Input material —

○ ○ ○ ○ ○ ○ ○

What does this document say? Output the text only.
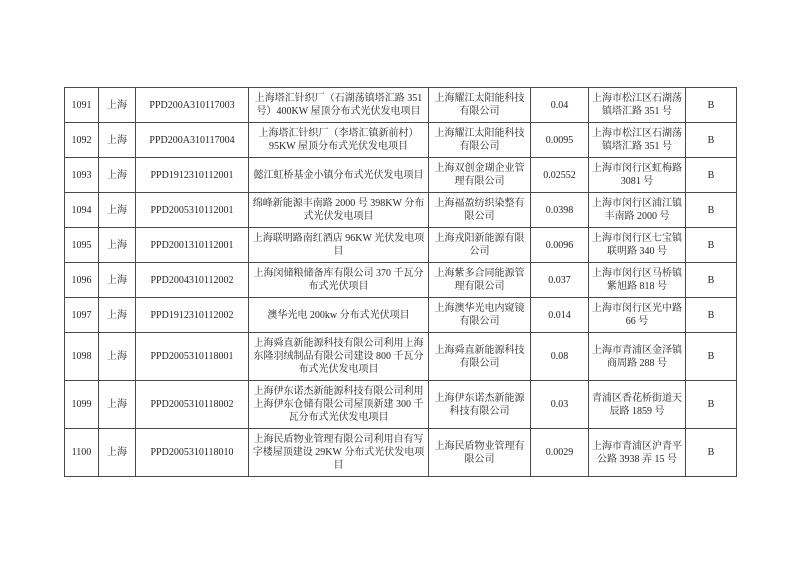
1091	上海	PPD200A310117003	上海塔汇针织厂（石湖荡镇塔汇路 351 号）400KW 屋顶分布式光伏发电项目	上海耀江太阳能科技有限公司	0.04	上海市松江区石湖荡镇塔汇路 351 号	B
1092	上海	PPD200A310117004	上海塔汇针织厂（李塔汇镇新前村）95KW 屋顶分布式光伏发电项目	上海耀江太阳能科技有限公司	0.0095	上海市松江区石湖荡镇塔汇路 351 号	B
1093	上海	PPD1912310112001	懿江虹桥基金小镇分布式光伏发电项目	上海双创金瑚企业管理有限公司	0.02552	上海市闵行区虹梅路 3081 号	B
1094	上海	PPD2005310112001	绵峰新能源丰南路 2000 号 398KW 分布式光伏发电项目	上海福盈纺织染整有限公司	0.0398	上海市闵行区浦江镇丰南路 2000 号	B
1095	上海	PPD2001310112001	上海联明路南红酒店 96KW 光伏发电项目	上海戎阳新能源有限公司	0.0096	上海市闵行区七宝镇联明路 340 号	B
1096	上海	PPD2004310112002	上海闵储粮储备库有限公司 370 千瓦分布式光伏项目	上海紫多合同能源管理有限公司	0.037	上海市闵行区马桥镇紫旭路 818 号	B
1097	上海	PPD1912310112002	澳华光电 200kw 分布式光伏项目	上海澳华光电内窥镜有限公司	0.014	上海市闵行区光中路 66 号	B
1098	上海	PPD2005310118001	上海舜直新能源科技有限公司利用上海东隆羽绒制品有限公司建设 800 千瓦分布式光伏发电项目	上海舜直新能源科技有限公司	0.08	上海市青浦区金泽镇商周路 288 号	B
1099	上海	PPD2005310118002	上海伊东诺杰新能源科技有限公司利用上海伊东仓储有限公司屋顶新建 300 千瓦分布式光伏发电项目	上海伊东诺杰新能源科技有限公司	0.03	青浦区香花桥街道天辰路 1859 号	B
1100	上海	PPD2005310118010	上海民盾物业管理有限公司利用自有写字楼屋顶建设 29KW 分布式光伏发电项目	上海民盾物业管理有限公司	0.0029	上海市青浦区沪青平公路 3938 弄 15 号	B
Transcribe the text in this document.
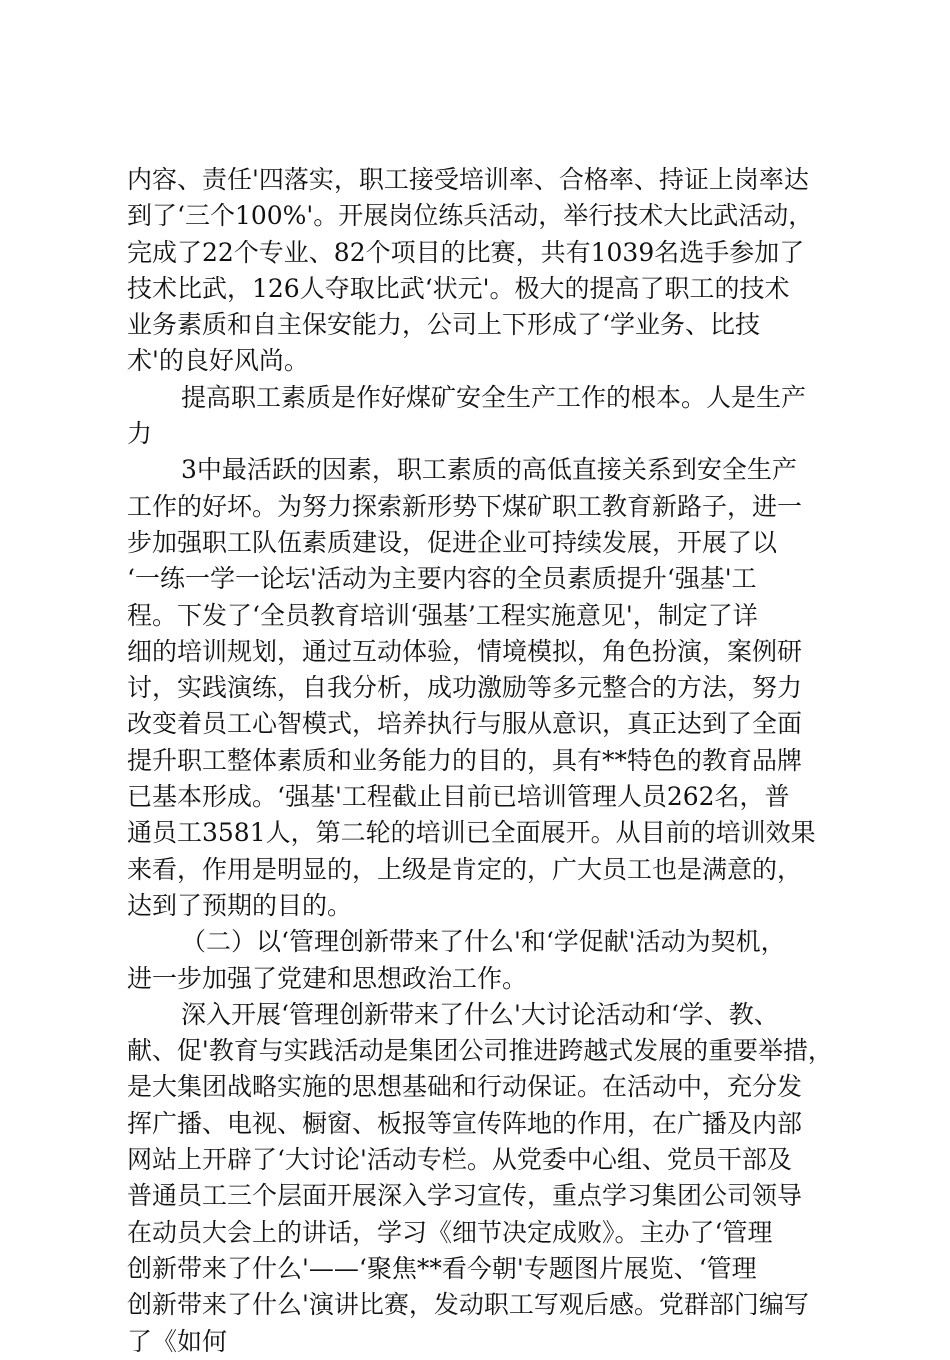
内容、责任'四落实，职工接受培训率、合格率、持证上岗率达
到了‘三个100%'。开展岗位练兵活动，举行技术大比武活动，
完成了22个专业、82个项目的比赛，共有1039名选手参加了
技术比武，126人夺取比武‘状元'。极大的提高了职工的技术
业务素质和自主保安能力，公司上下形成了‘学业务、比技
术'的良好风尚。
提高职工素质是作好煤矿安全生产工作的根本。人是生产
力
3中最活跃的因素，职工素质的高低直接关系到安全生产
工作的好坏。为努力探索新形势下煤矿职工教育新路子，进一
步加强职工队伍素质建设，促进企业可持续发展，开展了以
‘一练一学一论坛'活动为主要内容的全员素质提升‘强基'工
程。下发了‘全员教育培训‘强基’工程实施意见'，制定了详
细的培训规划，通过互动体验，情境模拟，角色扮演，案例研
讨，实践演练，自我分析，成功激励等多元整合的方法，努力
改变着员工心智模式，培养执行与服从意识，真正达到了全面
提升职工整体素质和业务能力的目的，具有**特色的教育品牌
已基本形成。‘强基'工程截止目前已培训管理人员262名，普
通员工3581人，第二轮的培训已全面展开。从目前的培训效果
来看，作用是明显的，上级是肯定的，广大员工也是满意的，
达到了预期的目的。
（二）以‘管理创新带来了什么'和‘学促献'活动为契机，
进一步加强了党建和思想政治工作。
深入开展‘管理创新带来了什么'大讨论活动和‘学、教、
献、促'教育与实践活动是集团公司推进跨越式发展的重要举措，
是大集团战略实施的思想基础和行动保证。在活动中，充分发
挥广播、电视、橱窗、板报等宣传阵地的作用，在广播及内部
网站上开辟了‘大讨论'活动专栏。从党委中心组、党员干部及
普通员工三个层面开展深入学习宣传，重点学习集团公司领导
在动员大会上的讲话，学习《细节决定成败》。主办了‘管理
创新带来了什么'——‘聚焦**看今朝'专题图片展览、‘管理
创新带来了什么'演讲比赛，发动职工写观后感。党群部门编写
了《如何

○ ○ ○ ○ ○ ○ ○

Work instructions — Pick each line holding the word "上海市松江区石湖荡镇塔汇路" out of the data and copy it.

Response for this exercise —
1091	上海	PPD200A310117003	上海塔汇针织厂（石湖荡镇塔汇路 351 号）400KW 屋顶分布式光伏发电项目	上海耀江太阳能科技有限公司	0.04	上海市松江区石湖荡镇塔汇路 351 号	B
1092	上海	PPD200A310117004	上海塔汇针织厂（李塔汇镇新前村）95KW 屋顶分布式光伏发电项目	上海耀江太阳能科技有限公司	0.0095	上海市松江区石湖荡镇塔汇路 351 号	B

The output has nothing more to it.